→ What you should do: Look at the entries below and reproduce them exactly.

→ Record list:
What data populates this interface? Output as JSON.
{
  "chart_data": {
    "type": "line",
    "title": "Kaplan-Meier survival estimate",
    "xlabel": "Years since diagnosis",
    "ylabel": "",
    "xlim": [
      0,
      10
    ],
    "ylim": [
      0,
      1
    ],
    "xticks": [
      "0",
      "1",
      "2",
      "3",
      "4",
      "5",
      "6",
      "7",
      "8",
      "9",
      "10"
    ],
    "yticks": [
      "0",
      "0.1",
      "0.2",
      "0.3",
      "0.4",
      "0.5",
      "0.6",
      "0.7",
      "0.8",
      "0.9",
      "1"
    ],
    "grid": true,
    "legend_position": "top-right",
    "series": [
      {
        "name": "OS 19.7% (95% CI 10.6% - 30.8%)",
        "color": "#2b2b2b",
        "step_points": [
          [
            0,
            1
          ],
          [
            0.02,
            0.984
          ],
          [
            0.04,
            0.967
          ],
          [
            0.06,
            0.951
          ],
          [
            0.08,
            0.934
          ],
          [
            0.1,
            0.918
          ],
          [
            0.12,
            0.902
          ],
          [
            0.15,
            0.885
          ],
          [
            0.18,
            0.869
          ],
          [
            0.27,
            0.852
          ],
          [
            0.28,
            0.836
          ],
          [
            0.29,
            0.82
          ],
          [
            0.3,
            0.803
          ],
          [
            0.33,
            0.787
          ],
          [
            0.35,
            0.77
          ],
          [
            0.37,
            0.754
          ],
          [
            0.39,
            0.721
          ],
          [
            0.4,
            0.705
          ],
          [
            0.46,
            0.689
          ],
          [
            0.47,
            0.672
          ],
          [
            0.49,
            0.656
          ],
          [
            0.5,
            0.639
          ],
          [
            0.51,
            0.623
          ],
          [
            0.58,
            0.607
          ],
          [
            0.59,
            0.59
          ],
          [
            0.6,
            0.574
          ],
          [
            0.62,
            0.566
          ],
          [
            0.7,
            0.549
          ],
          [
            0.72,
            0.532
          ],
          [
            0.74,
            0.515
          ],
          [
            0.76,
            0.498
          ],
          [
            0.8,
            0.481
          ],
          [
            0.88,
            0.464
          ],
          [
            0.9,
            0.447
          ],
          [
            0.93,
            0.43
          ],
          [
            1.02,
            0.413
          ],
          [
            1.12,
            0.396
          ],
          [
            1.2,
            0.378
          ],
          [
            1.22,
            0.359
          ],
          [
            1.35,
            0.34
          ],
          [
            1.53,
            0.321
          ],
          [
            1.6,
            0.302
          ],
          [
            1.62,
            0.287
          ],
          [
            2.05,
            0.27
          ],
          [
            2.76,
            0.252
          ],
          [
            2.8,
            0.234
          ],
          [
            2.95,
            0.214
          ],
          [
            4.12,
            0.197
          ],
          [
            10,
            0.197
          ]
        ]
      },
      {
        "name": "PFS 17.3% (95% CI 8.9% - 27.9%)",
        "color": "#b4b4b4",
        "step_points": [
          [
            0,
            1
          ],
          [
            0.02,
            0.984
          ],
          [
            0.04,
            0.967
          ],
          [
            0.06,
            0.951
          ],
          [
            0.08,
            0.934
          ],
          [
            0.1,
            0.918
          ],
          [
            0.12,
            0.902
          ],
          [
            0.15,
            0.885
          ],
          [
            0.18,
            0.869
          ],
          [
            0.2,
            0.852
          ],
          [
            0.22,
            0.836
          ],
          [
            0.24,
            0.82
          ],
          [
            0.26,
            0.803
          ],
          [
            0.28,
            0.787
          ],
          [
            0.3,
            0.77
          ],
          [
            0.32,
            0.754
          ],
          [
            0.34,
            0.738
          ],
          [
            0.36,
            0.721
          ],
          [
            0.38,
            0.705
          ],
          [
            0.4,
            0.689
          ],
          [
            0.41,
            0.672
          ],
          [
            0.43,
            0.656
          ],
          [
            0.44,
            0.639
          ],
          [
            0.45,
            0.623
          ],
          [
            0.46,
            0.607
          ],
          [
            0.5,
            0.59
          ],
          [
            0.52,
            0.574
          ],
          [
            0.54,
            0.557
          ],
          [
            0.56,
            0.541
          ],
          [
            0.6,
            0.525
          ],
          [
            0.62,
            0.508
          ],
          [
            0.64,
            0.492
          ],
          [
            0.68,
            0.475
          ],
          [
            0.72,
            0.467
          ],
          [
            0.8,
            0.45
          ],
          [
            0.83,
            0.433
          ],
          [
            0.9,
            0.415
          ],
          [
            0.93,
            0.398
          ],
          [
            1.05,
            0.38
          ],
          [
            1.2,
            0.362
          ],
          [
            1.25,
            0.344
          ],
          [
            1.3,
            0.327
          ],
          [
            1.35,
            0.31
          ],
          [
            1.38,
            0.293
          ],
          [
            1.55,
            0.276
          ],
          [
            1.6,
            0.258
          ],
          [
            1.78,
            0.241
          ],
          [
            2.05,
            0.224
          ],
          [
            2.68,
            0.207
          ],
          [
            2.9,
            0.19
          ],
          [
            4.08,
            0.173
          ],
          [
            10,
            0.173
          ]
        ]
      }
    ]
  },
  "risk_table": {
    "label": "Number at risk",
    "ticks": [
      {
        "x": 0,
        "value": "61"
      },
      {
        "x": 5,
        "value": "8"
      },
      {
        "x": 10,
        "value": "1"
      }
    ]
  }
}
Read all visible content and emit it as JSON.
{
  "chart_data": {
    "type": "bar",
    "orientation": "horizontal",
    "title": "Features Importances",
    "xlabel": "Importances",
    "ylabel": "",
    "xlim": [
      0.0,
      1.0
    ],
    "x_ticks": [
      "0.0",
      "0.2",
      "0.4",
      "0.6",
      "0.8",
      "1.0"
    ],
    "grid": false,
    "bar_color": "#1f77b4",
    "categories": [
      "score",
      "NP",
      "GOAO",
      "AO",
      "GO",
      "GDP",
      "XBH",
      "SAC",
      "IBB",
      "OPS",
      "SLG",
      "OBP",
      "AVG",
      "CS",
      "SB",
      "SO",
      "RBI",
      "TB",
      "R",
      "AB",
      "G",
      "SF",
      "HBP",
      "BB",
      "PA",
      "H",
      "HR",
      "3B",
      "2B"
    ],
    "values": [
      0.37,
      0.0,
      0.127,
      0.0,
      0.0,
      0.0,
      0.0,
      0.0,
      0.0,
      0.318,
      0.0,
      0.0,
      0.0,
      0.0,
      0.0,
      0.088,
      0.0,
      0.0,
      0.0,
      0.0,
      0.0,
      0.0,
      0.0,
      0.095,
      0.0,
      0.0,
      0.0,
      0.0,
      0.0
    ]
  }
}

→ Answer below:
What data populates this interface? Output as JSON.
{
  "chart_data": {
    "type": "line",
    "title": "Kaplan-Meier survival estimate",
    "xlabel": "Years since diagnosis",
    "ylabel": "",
    "xlim": [
      0,
      10
    ],
    "ylim": [
      0,
      1
    ],
    "xticks": [
      "0",
      "1",
      "2",
      "3",
      "4",
      "5",
      "6",
      "7",
      "8",
      "9",
      "10"
    ],
    "yticks": [
      "0",
      "0.1",
      "0.2",
      "0.3",
      "0.4",
      "0.5",
      "0.6",
      "0.7",
      "0.8",
      "0.9",
      "1"
    ],
    "grid": true,
    "legend_position": "top-right",
    "series": [
      {
        "name": "OS 19.7% (95% CI 10.6% - 30.8%)",
        "color": "#2b2b2b",
        "step_points": [
          [
            0,
            1
          ],
          [
            0.02,
            0.984
          ],
          [
            0.04,
            0.967
          ],
          [
            0.06,
            0.951
          ],
          [
            0.08,
            0.934
          ],
          [
            0.1,
            0.918
          ],
          [
            0.12,
            0.902
          ],
          [
            0.15,
            0.885
          ],
          [
            0.18,
            0.869
          ],
          [
            0.27,
            0.852
          ],
          [
            0.28,
            0.836
          ],
          [
            0.29,
            0.82
          ],
          [
            0.3,
            0.803
          ],
          [
            0.33,
            0.787
          ],
          [
            0.35,
            0.77
          ],
          [
            0.37,
            0.754
          ],
          [
            0.39,
            0.721
          ],
          [
            0.4,
            0.705
          ],
          [
            0.46,
            0.689
          ],
          [
            0.47,
            0.672
          ],
          [
            0.49,
            0.656
          ],
          [
            0.5,
            0.639
          ],
          [
            0.51,
            0.623
          ],
          [
            0.58,
            0.607
          ],
          [
            0.59,
            0.59
          ],
          [
            0.6,
            0.574
          ],
          [
            0.62,
            0.566
          ],
          [
            0.7,
            0.549
          ],
          [
            0.72,
            0.532
          ],
          [
            0.74,
            0.515
          ],
          [
            0.76,
            0.498
          ],
          [
            0.8,
            0.481
          ],
          [
            0.88,
            0.464
          ],
          [
            0.9,
            0.447
          ],
          [
            0.93,
            0.43
          ],
          [
            1.02,
            0.413
          ],
          [
            1.12,
            0.396
          ],
          [
            1.2,
            0.378
          ],
          [
            1.22,
            0.359
          ],
          [
            1.35,
            0.34
          ],
          [
            1.53,
            0.321
          ],
          [
            1.6,
            0.302
          ],
          [
            1.62,
            0.287
          ],
          [
            2.05,
            0.27
          ],
          [
            2.76,
            0.252
          ],
          [
            2.8,
            0.234
          ],
          [
            2.95,
            0.214
          ],
          [
            4.12,
            0.197
          ],
          [
            10,
            0.197
          ]
        ]
      },
      {
        "name": "PFS 17.3% (95% CI 8.9% - 27.9%)",
        "color": "#b4b4b4",
        "step_points": [
          [
            0,
            1
          ],
          [
            0.02,
            0.984
          ],
          [
            0.04,
            0.967
          ],
          [
            0.06,
            0.951
          ],
          [
            0.08,
            0.934
          ],
          [
            0.1,
            0.918
          ],
          [
            0.12,
            0.902
          ],
          [
            0.15,
            0.885
          ],
          [
            0.18,
            0.869
          ],
          [
            0.2,
            0.852
          ],
          [
            0.22,
            0.836
          ],
          [
            0.24,
            0.82
          ],
          [
            0.26,
            0.803
          ],
          [
            0.28,
            0.787
          ],
          [
            0.3,
            0.77
          ],
          [
            0.32,
            0.754
          ],
          [
            0.34,
            0.738
          ],
          [
            0.36,
            0.721
          ],
          [
            0.38,
            0.705
          ],
          [
            0.4,
            0.689
          ],
          [
            0.41,
            0.672
          ],
          [
            0.43,
            0.656
          ],
          [
            0.44,
            0.639
          ],
          [
            0.45,
            0.623
          ],
          [
            0.46,
            0.607
          ],
          [
            0.5,
            0.59
          ],
          [
            0.52,
            0.574
          ],
          [
            0.54,
            0.557
          ],
          [
            0.56,
            0.541
          ],
          [
            0.6,
            0.525
          ],
          [
            0.62,
            0.508
          ],
          [
            0.64,
            0.492
          ],
          [
            0.68,
            0.475
          ],
          [
            0.72,
            0.467
          ],
          [
            0.8,
            0.45
          ],
          [
            0.83,
            0.433
          ],
          [
            0.9,
            0.415
          ],
          [
            0.93,
            0.398
          ],
          [
            1.05,
            0.38
          ],
          [
            1.2,
            0.362
          ],
          [
            1.25,
            0.344
          ],
          [
            1.3,
            0.327
          ],
          [
            1.35,
            0.31
          ],
          [
            1.38,
            0.293
          ],
          [
            1.55,
            0.276
          ],
          [
            1.6,
            0.258
          ],
          [
            1.78,
            0.241
          ],
          [
            2.05,
            0.224
          ],
          [
            2.68,
            0.207
          ],
          [
            2.9,
            0.19
          ],
          [
            4.08,
            0.173
          ],
          [
            10,
            0.173
          ]
        ]
      }
    ]
  },
  "risk_table": {
    "label": "Number at risk",
    "ticks": [
      {
        "x": 0,
        "value": "61"
      },
      {
        "x": 5,
        "value": "8"
      },
      {
        "x": 10,
        "value": "1"
      }
    ]
  }
}
Read all visible content and emit it as JSON.
{
  "chart_data": {
    "type": "bar",
    "orientation": "horizontal",
    "title": "Features Importances",
    "xlabel": "Importances",
    "ylabel": "",
    "xlim": [
      0.0,
      1.0
    ],
    "x_ticks": [
      "0.0",
      "0.2",
      "0.4",
      "0.6",
      "0.8",
      "1.0"
    ],
    "grid": false,
    "bar_color": "#1f77b4",
    "categories": [
      "score",
      "NP",
      "GOAO",
      "AO",
      "GO",
      "GDP",
      "XBH",
      "SAC",
      "IBB",
      "OPS",
      "SLG",
      "OBP",
      "AVG",
      "CS",
      "SB",
      "SO",
      "RBI",
      "TB",
      "R",
      "AB",
      "G",
      "SF",
      "HBP",
      "BB",
      "PA",
      "H",
      "HR",
      "3B",
      "2B"
    ],
    "values": [
      0.37,
      0.0,
      0.127,
      0.0,
      0.0,
      0.0,
      0.0,
      0.0,
      0.0,
      0.318,
      0.0,
      0.0,
      0.0,
      0.0,
      0.0,
      0.088,
      0.0,
      0.0,
      0.0,
      0.0,
      0.0,
      0.0,
      0.0,
      0.095,
      0.0,
      0.0,
      0.0,
      0.0,
      0.0
    ]
  }
}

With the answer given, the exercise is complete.